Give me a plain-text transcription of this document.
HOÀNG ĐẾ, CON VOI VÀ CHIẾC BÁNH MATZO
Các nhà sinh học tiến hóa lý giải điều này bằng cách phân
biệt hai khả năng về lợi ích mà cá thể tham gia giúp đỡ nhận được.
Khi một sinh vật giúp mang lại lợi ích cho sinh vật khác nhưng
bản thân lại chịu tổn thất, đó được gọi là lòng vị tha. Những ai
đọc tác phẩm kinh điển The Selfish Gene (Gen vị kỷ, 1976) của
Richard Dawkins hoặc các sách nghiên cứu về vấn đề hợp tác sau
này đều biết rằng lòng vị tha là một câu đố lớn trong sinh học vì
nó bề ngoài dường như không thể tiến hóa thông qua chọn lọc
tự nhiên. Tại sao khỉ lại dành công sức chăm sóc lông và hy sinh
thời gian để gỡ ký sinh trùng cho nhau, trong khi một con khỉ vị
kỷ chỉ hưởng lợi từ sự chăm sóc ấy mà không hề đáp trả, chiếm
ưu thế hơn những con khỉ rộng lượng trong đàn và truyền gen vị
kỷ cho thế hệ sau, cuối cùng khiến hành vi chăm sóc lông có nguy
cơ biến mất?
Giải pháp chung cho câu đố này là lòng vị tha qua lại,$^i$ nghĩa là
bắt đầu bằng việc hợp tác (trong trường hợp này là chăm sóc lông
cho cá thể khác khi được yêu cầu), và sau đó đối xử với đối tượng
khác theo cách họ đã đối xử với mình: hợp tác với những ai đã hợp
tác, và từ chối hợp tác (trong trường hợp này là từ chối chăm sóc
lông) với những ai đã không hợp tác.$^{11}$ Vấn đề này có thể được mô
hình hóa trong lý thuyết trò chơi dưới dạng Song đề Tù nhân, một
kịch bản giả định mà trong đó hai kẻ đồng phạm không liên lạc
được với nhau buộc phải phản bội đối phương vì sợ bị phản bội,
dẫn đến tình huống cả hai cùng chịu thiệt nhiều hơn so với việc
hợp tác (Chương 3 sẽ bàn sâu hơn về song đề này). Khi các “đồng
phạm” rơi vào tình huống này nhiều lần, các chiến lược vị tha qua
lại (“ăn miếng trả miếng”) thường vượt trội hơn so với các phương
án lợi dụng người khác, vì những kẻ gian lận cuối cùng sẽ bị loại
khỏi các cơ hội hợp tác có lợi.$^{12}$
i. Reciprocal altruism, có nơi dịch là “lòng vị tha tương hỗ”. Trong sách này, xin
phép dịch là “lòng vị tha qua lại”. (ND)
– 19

● ● ●

PROBLEM REQUIREMENTS >>
Reproduce every entry above without a single alteration.

OUTPUT FOR THIS EXERCISE >>
Give me a plain-text transcription of this document.
HOÀNG ĐẾ, CON VOI VÀ CHIẾC BÁNH MATZO
Các nhà sinh học tiến hóa lý giải điều này bằng cách phân
biệt hai khả năng về lợi ích mà cá thể tham gia giúp đỡ nhận được.
Khi một sinh vật giúp mang lại lợi ích cho sinh vật khác nhưng
bản thân lại chịu tổn thất, đó được gọi là lòng vị tha. Những ai
đọc tác phẩm kinh điển The Selfish Gene (Gen vị kỷ, 1976) của
Richard Dawkins hoặc các sách nghiên cứu về vấn đề hợp tác sau
này đều biết rằng lòng vị tha là một câu đố lớn trong sinh học vì
nó bề ngoài dường như không thể tiến hóa thông qua chọn lọc
tự nhiên. Tại sao khỉ lại dành công sức chăm sóc lông và hy sinh
thời gian để gỡ ký sinh trùng cho nhau, trong khi một con khỉ vị
kỷ chỉ hưởng lợi từ sự chăm sóc ấy mà không hề đáp trả, chiếm
ưu thế hơn những con khỉ rộng lượng trong đàn và truyền gen vị
kỷ cho thế hệ sau, cuối cùng khiến hành vi chăm sóc lông có nguy
cơ biến mất?
Giải pháp chung cho câu đố này là lòng vị tha qua lại,$^i$ nghĩa là
bắt đầu bằng việc hợp tác (trong trường hợp này là chăm sóc lông
cho cá thể khác khi được yêu cầu), và sau đó đối xử với đối tượng
khác theo cách họ đã đối xử với mình: hợp tác với những ai đã hợp
tác, và từ chối hợp tác (trong trường hợp này là từ chối chăm sóc
lông) với những ai đã không hợp tác.$^{11}$ Vấn đề này có thể được mô
hình hóa trong lý thuyết trò chơi dưới dạng Song đề Tù nhân, một
kịch bản giả định mà trong đó hai kẻ đồng phạm không liên lạc
được với nhau buộc phải phản bội đối phương vì sợ bị phản bội,
dẫn đến tình huống cả hai cùng chịu thiệt nhiều hơn so với việc
hợp tác (Chương 3 sẽ bàn sâu hơn về song đề này). Khi các “đồng
phạm” rơi vào tình huống này nhiều lần, các chiến lược vị tha qua
lại (“ăn miếng trả miếng”) thường vượt trội hơn so với các phương
án lợi dụng người khác, vì những kẻ gian lận cuối cùng sẽ bị loại
khỏi các cơ hội hợp tác có lợi.$^{12}$
i. Reciprocal altruism, có nơi dịch là “lòng vị tha tương hỗ”. Trong sách này, xin
phép dịch là “lòng vị tha qua lại”. (ND)
– 19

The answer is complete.